Begin EXERCISE INPUT

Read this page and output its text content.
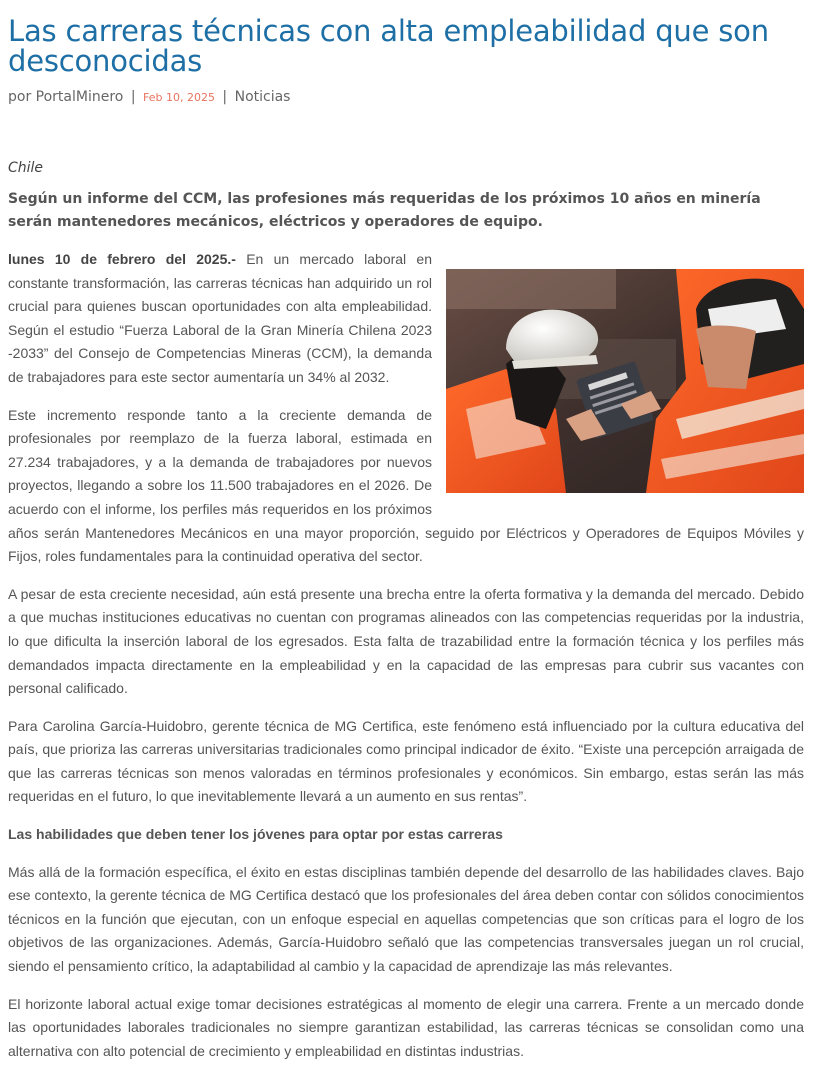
Las carreras técnicas con alta empleabilidad que son desconocidas
por PortalMinero | Feb 10, 2025 | Noticias
Chile

Según un informe del CCM, las profesiones más requeridas de los próximos 10 años en minería serán mantenedores mecánicos, eléctricos y operadores de equipo.

lunes 10 de febrero del 2025.- En un mercado laboral en constante transformación, las carreras técnicas han adquirido un rol crucial para quienes buscan oportunidades con alta empleabilidad. Según el estudio “Fuerza Laboral de la Gran Minería Chilena 2023 -2033” del Consejo de Competencias Mineras (CCM), la demanda de trabajadores para este sector aumentaría un 34% al 2032.

Este incremento responde tanto a la creciente demanda de profesionales por reemplazo de la fuerza laboral, estimada en 27.234 trabajadores, y a la demanda de trabajadores por nuevos proyectos, llegando a sobre los 11.500 trabajadores en el 2026. De acuerdo con el informe, los perfiles más requeridos en los próximos años serán Mantenedores Mecánicos en una mayor proporción, seguido por Eléctricos y Operadores de Equipos Móviles y Fijos, roles fundamentales para la continuidad operativa del sector.

A pesar de esta creciente necesidad, aún está presente una brecha entre la oferta formativa y la demanda del mercado. Debido a que muchas instituciones educativas no cuentan con programas alineados con las competencias requeridas por la industria, lo que dificulta la inserción laboral de los egresados. Esta falta de trazabilidad entre la formación técnica y los perfiles más demandados impacta directamente en la empleabilidad y en la capacidad de las empresas para cubrir sus vacantes con personal calificado.

Para Carolina García-Huidobro, gerente técnica de MG Certifica, este fenómeno está influenciado por la cultura educativa del país, que prioriza las carreras universitarias tradicionales como principal indicador de éxito. “Existe una percepción arraigada de que las carreras técnicas son menos valoradas en términos profesionales y económicos. Sin embargo, estas serán las más requeridas en el futuro, lo que inevitablemente llevará a un aumento en sus rentas”.

Las habilidades que deben tener los jóvenes para optar por estas carreras

Más allá de la formación específica, el éxito en estas disciplinas también depende del desarrollo de las habilidades claves. Bajo ese contexto, la gerente técnica de MG Certifica destacó que los profesionales del área deben contar con sólidos conocimientos técnicos en la función que ejecutan, con un enfoque especial en aquellas competencias que son críticas para el logro de los objetivos de las organizaciones. Además, García-Huidobro señaló que las competencias transversales juegan un rol crucial, siendo el pensamiento crítico, la adaptabilidad al cambio y la capacidad de aprendizaje las más relevantes.

El horizonte laboral actual exige tomar decisiones estratégicas al momento de elegir una carrera. Frente a un mercado donde las oportunidades laborales tradicionales no siempre garantizan estabilidad, las carreras técnicas se consolidan como una alternativa con alto potencial de crecimiento y empleabilidad en distintas industrias.
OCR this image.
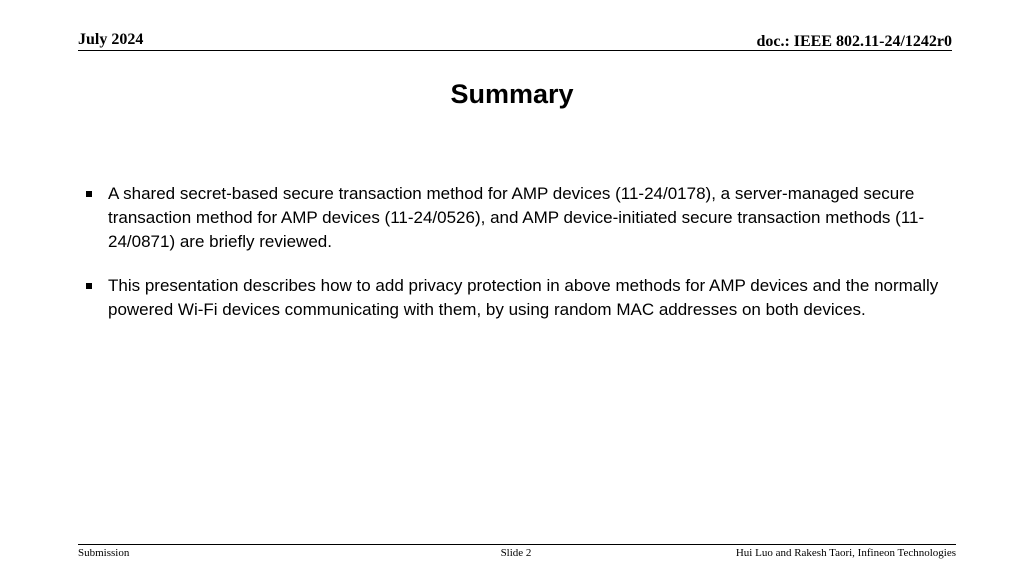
July 2024	doc.: IEEE 802.11-24/1242r0
Summary
A shared secret-based secure transaction method for AMP devices (11-24/0178), a server-managed secure transaction method for AMP devices (11-24/0526), and AMP device-initiated secure transaction methods (11-24/0871) are briefly reviewed.
This presentation describes how to add privacy protection in above methods for AMP devices and the normally powered Wi-Fi devices communicating with them, by using random MAC addresses on both devices.
Submission	Slide 2	Hui Luo and Rakesh Taori, Infineon Technologies
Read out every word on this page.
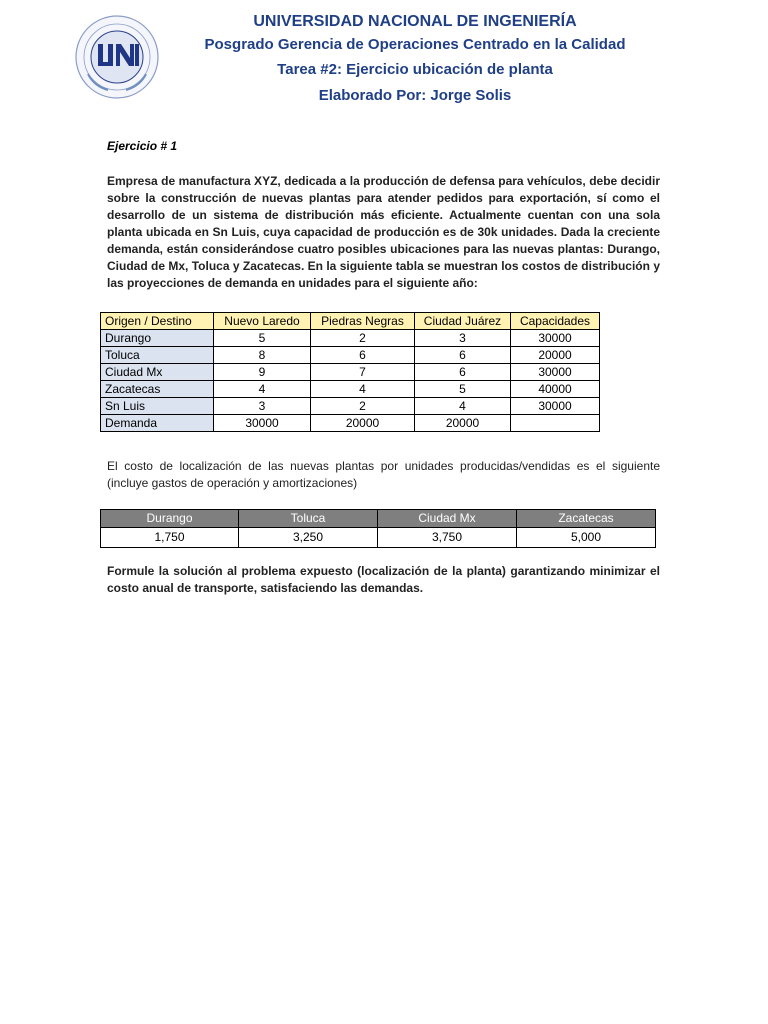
UNIVERSIDAD NACIONAL DE INGENIERÍA
Posgrado Gerencia de Operaciones Centrado en la Calidad
Tarea #2: Ejercicio ubicación de planta
Elaborado Por: Jorge Solis

Ejercicio # 1

Empresa de manufactura XYZ, dedicada a la producción de defensa para vehículos, debe decidir sobre la construcción de nuevas plantas para atender pedidos para exportación, sí como el desarrollo de un sistema de distribución más eficiente. Actualmente cuentan con una sola planta ubicada en Sn Luis, cuya capacidad de producción es de 30k unidades. Dada la creciente demanda, están considerándose cuatro posibles ubicaciones para las nuevas plantas: Durango, Ciudad de Mx, Toluca y Zacatecas. En la siguiente tabla se muestran los costos de distribución y las proyecciones de demanda en unidades para el siguiente año:

Origen / Destino	Nuevo Laredo	Piedras Negras	Ciudad Juárez	Capacidades
Durango	5	2	3	30000
Toluca	8	6	6	20000
Ciudad Mx	9	7	6	30000
Zacatecas	4	4	5	40000
Sn Luis	3	2	4	30000
Demanda	30000	20000	20000	
El costo de localización de las nuevas plantas por unidades producidas/vendidas es el siguiente (incluye gastos de operación y amortizaciones)
Durango	Toluca	Ciudad Mx	Zacatecas
1,750	3,250	3,750	5,000
Formule la solución al problema expuesto (localización de la planta) garantizando minimizar el costo anual de transporte, satisfaciendo las demandas.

End EXERCISE INPUT

PROMPT :: Repeat the material above in full and unchanged, minus its images.

ANSWER BELOW ::
Read this page and output its text content.
Las carreras técnicas con alta empleabilidad que son desconocidas
por PortalMinero | Feb 10, 2025 | Noticias
Chile

Según un informe del CCM, las profesiones más requeridas de los próximos 10 años en minería serán mantenedores mecánicos, eléctricos y operadores de equipo.

lunes 10 de febrero del 2025.- En un mercado laboral en constante transformación, las carreras técnicas han adquirido un rol crucial para quienes buscan oportunidades con alta empleabilidad. Según el estudio “Fuerza Laboral de la Gran Minería Chilena 2023 -2033” del Consejo de Competencias Mineras (CCM), la demanda de trabajadores para este sector aumentaría un 34% al 2032.

Este incremento responde tanto a la creciente demanda de profesionales por reemplazo de la fuerza laboral, estimada en 27.234 trabajadores, y a la demanda de trabajadores por nuevos proyectos, llegando a sobre los 11.500 trabajadores en el 2026. De acuerdo con el informe, los perfiles más requeridos en los próximos años serán Mantenedores Mecánicos en una mayor proporción, seguido por Eléctricos y Operadores de Equipos Móviles y Fijos, roles fundamentales para la continuidad operativa del sector.

A pesar de esta creciente necesidad, aún está presente una brecha entre la oferta formativa y la demanda del mercado. Debido a que muchas instituciones educativas no cuentan con programas alineados con las competencias requeridas por la industria, lo que dificulta la inserción laboral de los egresados. Esta falta de trazabilidad entre la formación técnica y los perfiles más demandados impacta directamente en la empleabilidad y en la capacidad de las empresas para cubrir sus vacantes con personal calificado.

Para Carolina García-Huidobro, gerente técnica de MG Certifica, este fenómeno está influenciado por la cultura educativa del país, que prioriza las carreras universitarias tradicionales como principal indicador de éxito. “Existe una percepción arraigada de que las carreras técnicas son menos valoradas en términos profesionales y económicos. Sin embargo, estas serán las más requeridas en el futuro, lo que inevitablemente llevará a un aumento en sus rentas”.

Las habilidades que deben tener los jóvenes para optar por estas carreras

Más allá de la formación específica, el éxito en estas disciplinas también depende del desarrollo de las habilidades claves. Bajo ese contexto, la gerente técnica de MG Certifica destacó que los profesionales del área deben contar con sólidos conocimientos técnicos en la función que ejecutan, con un enfoque especial en aquellas competencias que son críticas para el logro de los objetivos de las organizaciones. Además, García-Huidobro señaló que las competencias transversales juegan un rol crucial, siendo el pensamiento crítico, la adaptabilidad al cambio y la capacidad de aprendizaje las más relevantes.

El horizonte laboral actual exige tomar decisiones estratégicas al momento de elegir una carrera. Frente a un mercado donde las oportunidades laborales tradicionales no siempre garantizan estabilidad, las carreras técnicas se consolidan como una alternativa con alto potencial de crecimiento y empleabilidad en distintas industrias.
OCR this image.
July 2024	doc.: IEEE 802.11-24/1242r0
Summary
A shared secret-based secure transaction method for AMP devices (11-24/0178), a server-managed secure transaction method for AMP devices (11-24/0526), and AMP device-initiated secure transaction methods (11-24/0871) are briefly reviewed.
This presentation describes how to add privacy protection in above methods for AMP devices and the normally powered Wi-Fi devices communicating with them, by using random MAC addresses on both devices.
Submission	Slide 2	Hui Luo and Rakesh Taori, Infineon Technologies
Read out every word on this page.
UNIVERSIDAD NACIONAL DE INGENIERÍA
Posgrado Gerencia de Operaciones Centrado en la Calidad
Tarea #2: Ejercicio ubicación de planta
Elaborado Por: Jorge Solis

Ejercicio # 1

Empresa de manufactura XYZ, dedicada a la producción de defensa para vehículos, debe decidir sobre la construcción de nuevas plantas para atender pedidos para exportación, sí como el desarrollo de un sistema de distribución más eficiente. Actualmente cuentan con una sola planta ubicada en Sn Luis, cuya capacidad de producción es de 30k unidades. Dada la creciente demanda, están considerándose cuatro posibles ubicaciones para las nuevas plantas: Durango, Ciudad de Mx, Toluca y Zacatecas. En la siguiente tabla se muestran los costos de distribución y las proyecciones de demanda en unidades para el siguiente año:

Origen / Destino	Nuevo Laredo	Piedras Negras	Ciudad Juárez	Capacidades
Durango	5	2	3	30000
Toluca	8	6	6	20000
Ciudad Mx	9	7	6	30000
Zacatecas	4	4	5	40000
Sn Luis	3	2	4	30000
Demanda	30000	20000	20000	
El costo de localización de las nuevas plantas por unidades producidas/vendidas es el siguiente (incluye gastos de operación y amortizaciones)
Durango	Toluca	Ciudad Mx	Zacatecas
1,750	3,250	3,750	5,000
Formule la solución al problema expuesto (localización de la planta) garantizando minimizar el costo anual de transporte, satisfaciendo las demandas.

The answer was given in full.